===== STORED DATA =====
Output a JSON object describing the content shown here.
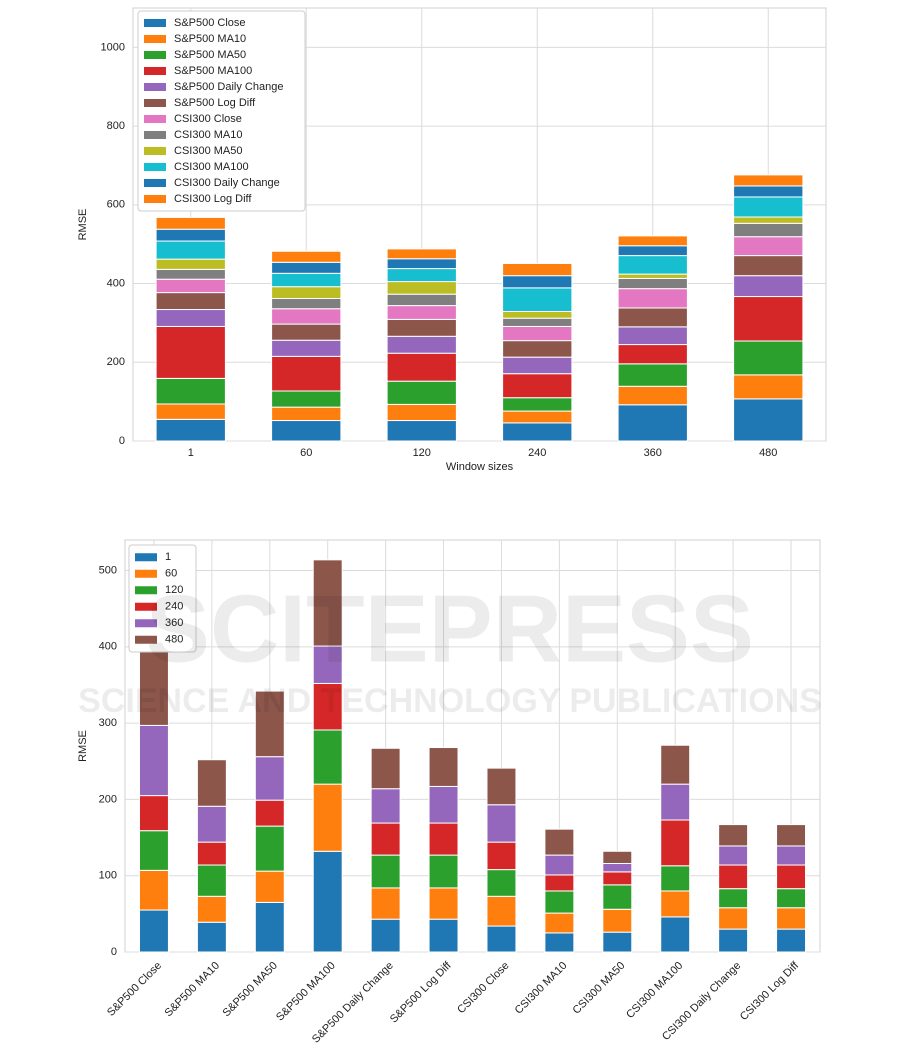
{
  "watermark": {
    "title": "SCITEPRESS",
    "subtitle": "SCIENCE AND TECHNOLOGY PUBLICATIONS"
  },
  "chart_data": [
    {
      "type": "stacked_bar",
      "xlabel": "Window sizes",
      "ylabel": "RMSE",
      "categories": [
        "1",
        "60",
        "120",
        "240",
        "360",
        "480"
      ],
      "ylim": [
        0,
        1100
      ],
      "yticks": [
        0,
        200,
        400,
        600,
        800,
        1000
      ],
      "grid": true,
      "legend": "upper left",
      "series": [
        {
          "name": "S&P500 Close",
          "color": "#1f77b4",
          "values": [
            55,
            52,
            52,
            46,
            92,
            107
          ]
        },
        {
          "name": "S&P500 MA10",
          "color": "#ff7f0e",
          "values": [
            39,
            34,
            41,
            30,
            47,
            61
          ]
        },
        {
          "name": "S&P500 MA50",
          "color": "#2ca02c",
          "values": [
            65,
            41,
            59,
            34,
            57,
            86
          ]
        },
        {
          "name": "S&P500 MA100",
          "color": "#d62728",
          "values": [
            132,
            88,
            71,
            61,
            49,
            113
          ]
        },
        {
          "name": "S&P500 Daily Change",
          "color": "#9467bd",
          "values": [
            43,
            41,
            43,
            42,
            45,
            53
          ]
        },
        {
          "name": "S&P500 Log Diff",
          "color": "#8c564b",
          "values": [
            43,
            41,
            43,
            42,
            48,
            51
          ]
        },
        {
          "name": "CSI300 Close",
          "color": "#e377c2",
          "values": [
            34,
            39,
            35,
            36,
            49,
            48
          ]
        },
        {
          "name": "CSI300 MA10",
          "color": "#7f7f7f",
          "values": [
            25,
            26,
            29,
            21,
            26,
            34
          ]
        },
        {
          "name": "CSI300 MA50",
          "color": "#bcbd22",
          "values": [
            26,
            30,
            32,
            17,
            11,
            16
          ]
        },
        {
          "name": "CSI300 MA100",
          "color": "#17becf",
          "values": [
            46,
            34,
            33,
            60,
            47,
            51
          ]
        },
        {
          "name": "CSI300 Daily Change",
          "color": "#1f77b4",
          "values": [
            30,
            28,
            25,
            31,
            25,
            28
          ]
        },
        {
          "name": "CSI300 Log Diff",
          "color": "#ff7f0e",
          "values": [
            30,
            28,
            25,
            31,
            25,
            28
          ]
        }
      ]
    },
    {
      "type": "stacked_bar",
      "ylabel": "RMSE",
      "categories": [
        "S&P500 Close",
        "S&P500 MA10",
        "S&P500 MA50",
        "S&P500 MA100",
        "S&P500 Daily Change",
        "S&P500 Log Diff",
        "CSI300 Close",
        "CSI300 MA10",
        "CSI300 MA50",
        "CSI300 MA100",
        "CSI300 Daily Change",
        "CSI300 Log Diff"
      ],
      "ylim": [
        0,
        540
      ],
      "yticks": [
        0,
        100,
        200,
        300,
        400,
        500
      ],
      "grid": true,
      "legend": "upper left",
      "series": [
        {
          "name": "1",
          "color": "#1f77b4",
          "values": [
            55,
            39,
            65,
            132,
            43,
            43,
            34,
            25,
            26,
            46,
            30,
            30
          ]
        },
        {
          "name": "60",
          "color": "#ff7f0e",
          "values": [
            52,
            34,
            41,
            88,
            41,
            41,
            39,
            26,
            30,
            34,
            28,
            28
          ]
        },
        {
          "name": "120",
          "color": "#2ca02c",
          "values": [
            52,
            41,
            59,
            71,
            43,
            43,
            35,
            29,
            32,
            33,
            25,
            25
          ]
        },
        {
          "name": "240",
          "color": "#d62728",
          "values": [
            46,
            30,
            34,
            61,
            42,
            42,
            36,
            21,
            17,
            60,
            31,
            31
          ]
        },
        {
          "name": "360",
          "color": "#9467bd",
          "values": [
            92,
            47,
            57,
            49,
            45,
            48,
            49,
            26,
            11,
            47,
            25,
            25
          ]
        },
        {
          "name": "480",
          "color": "#8c564b",
          "values": [
            107,
            61,
            86,
            113,
            53,
            51,
            48,
            34,
            16,
            51,
            28,
            28
          ]
        }
      ]
    }
  ]
}
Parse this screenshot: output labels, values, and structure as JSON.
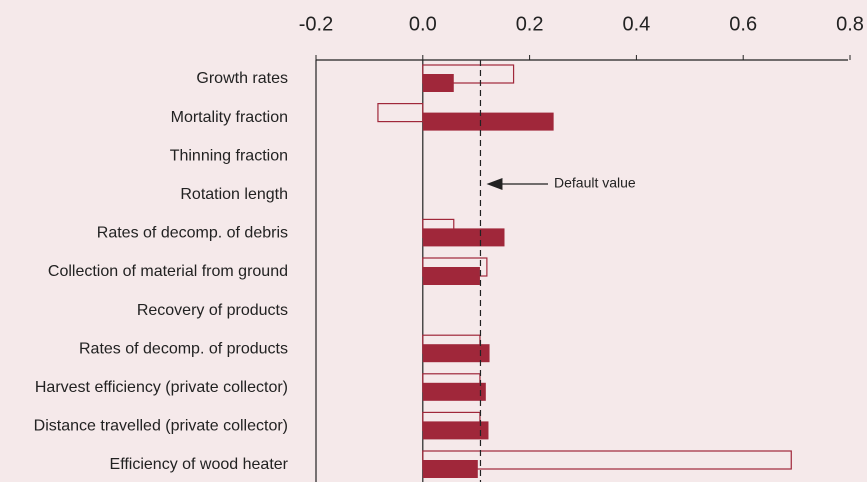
{
  "chart_data": {
    "type": "barh",
    "categories": [
      "Growth rates",
      "Mortality fraction",
      "Thinning fraction",
      "Rotation length",
      "Rates of decomp. of debris",
      "Collection of material from ground",
      "Recovery of products",
      "Rates of decomp. of products",
      "Harvest efficiency (private collector)",
      "Distance travelled (private collector)",
      "Efficiency of wood heater"
    ],
    "series": [
      {
        "color": "#a0273a",
        "filled": false,
        "values": [
          0.17,
          -0.084,
          null,
          null,
          0.058,
          0.12,
          null,
          0.107,
          0.107,
          0.107,
          0.69
        ]
      },
      {
        "color": "#a0273a",
        "filled": true,
        "values": [
          0.058,
          0.245,
          null,
          null,
          0.153,
          0.107,
          null,
          0.125,
          0.118,
          0.123,
          0.103
        ]
      }
    ],
    "xlim": [
      -0.2,
      0.8
    ],
    "xticks": [
      {
        "value": -0.2,
        "label": "-0.2"
      },
      {
        "value": 0,
        "label": "0.0"
      },
      0.2,
      0.4,
      0.6,
      0.8
    ],
    "reference_line": {
      "value": 0.108,
      "label": "Default value"
    }
  }
}
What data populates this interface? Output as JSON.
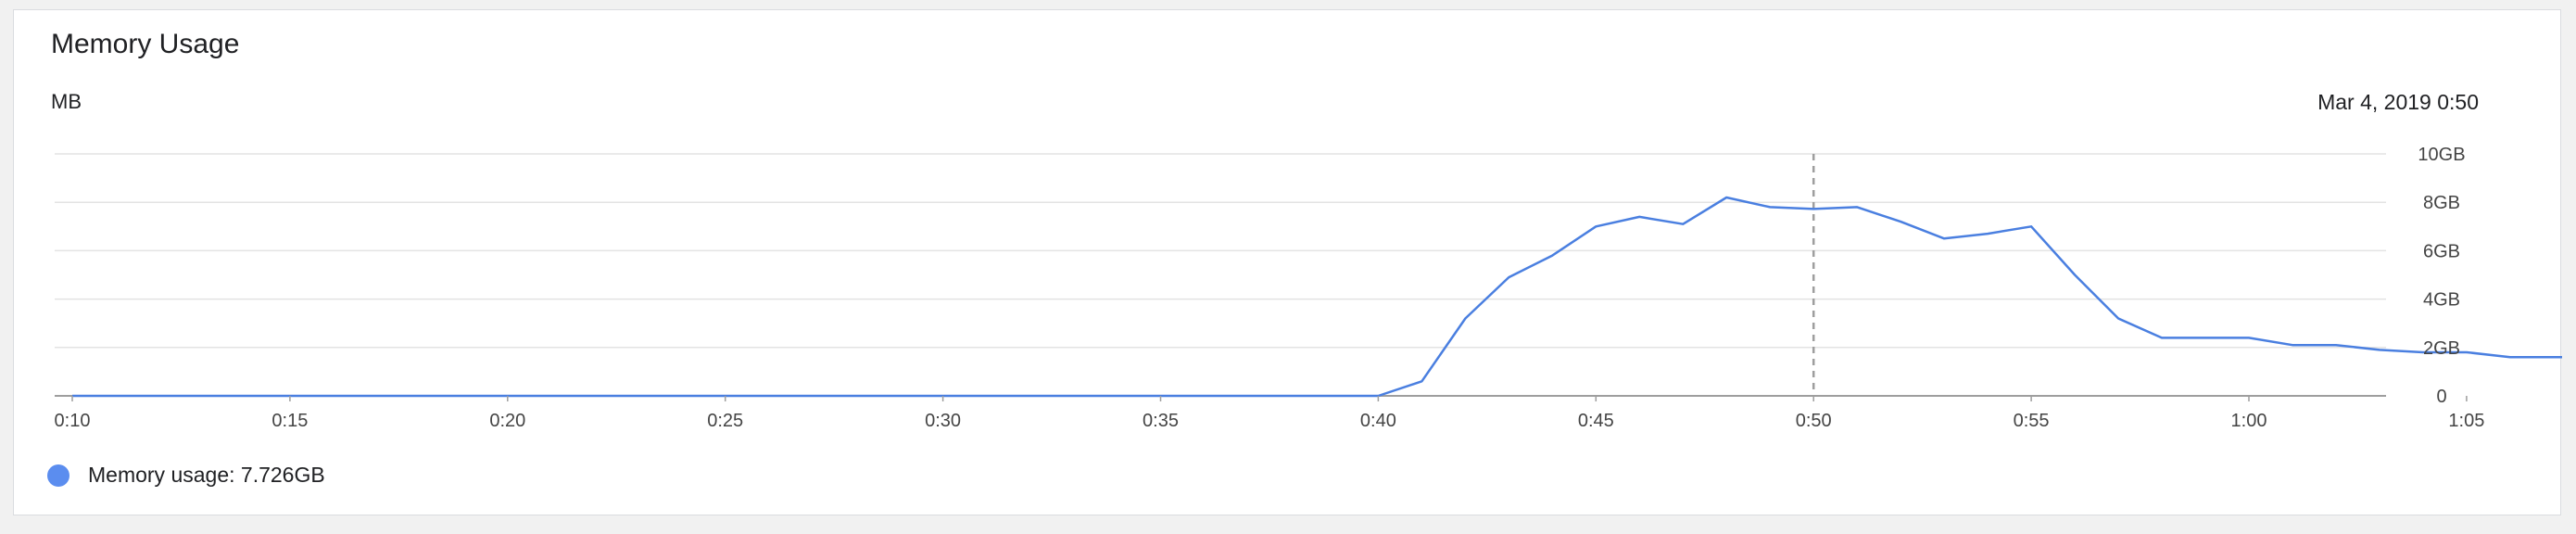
{
  "card": {
    "title": "Memory Usage",
    "unit": "MB",
    "timestamp": "Mar 4, 2019 0:50"
  },
  "legend": {
    "label": "Memory usage: 7.726GB",
    "color": "#5b8def"
  },
  "chart_data": {
    "type": "line",
    "title": "Memory Usage",
    "ylabel": "MB",
    "xlabel": "",
    "xlim": [
      10,
      70
    ],
    "ylim": [
      0,
      10
    ],
    "grid": true,
    "y_axis_side": "right",
    "x_ticks": [
      {
        "v": 10,
        "label": "0:10"
      },
      {
        "v": 15,
        "label": "0:15"
      },
      {
        "v": 20,
        "label": "0:20"
      },
      {
        "v": 25,
        "label": "0:25"
      },
      {
        "v": 30,
        "label": "0:30"
      },
      {
        "v": 35,
        "label": "0:35"
      },
      {
        "v": 40,
        "label": "0:40"
      },
      {
        "v": 45,
        "label": "0:45"
      },
      {
        "v": 50,
        "label": "0:50"
      },
      {
        "v": 55,
        "label": "0:55"
      },
      {
        "v": 60,
        "label": "1:00"
      },
      {
        "v": 65,
        "label": "1:05"
      }
    ],
    "y_ticks": [
      {
        "v": 0,
        "label": "0"
      },
      {
        "v": 2,
        "label": "2GB"
      },
      {
        "v": 4,
        "label": "4GB"
      },
      {
        "v": 6,
        "label": "6GB"
      },
      {
        "v": 8,
        "label": "8GB"
      },
      {
        "v": 10,
        "label": "10GB"
      }
    ],
    "marker_x": 50,
    "series": [
      {
        "color": "#4a7fe0",
        "x": [
          10,
          40,
          41,
          42,
          43,
          44,
          45,
          46,
          47,
          48,
          49,
          50,
          51,
          52,
          53,
          54,
          55,
          56,
          57,
          58,
          59,
          60,
          61,
          62,
          63,
          64,
          65,
          66,
          67,
          68
        ],
        "y": [
          0,
          0,
          0.6,
          3.2,
          4.9,
          5.8,
          7.0,
          7.4,
          7.1,
          8.2,
          7.8,
          7.726,
          7.8,
          7.2,
          6.5,
          6.7,
          7.0,
          5.0,
          3.2,
          2.4,
          2.4,
          2.4,
          2.1,
          2.1,
          1.9,
          1.8,
          1.8,
          1.6,
          1.6,
          1.6
        ]
      }
    ]
  }
}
=====
* EXERCISE PROMPT
Determine the count of lines in the data above with the string "this" in them, and give that count alone.

* THE ANSWER
2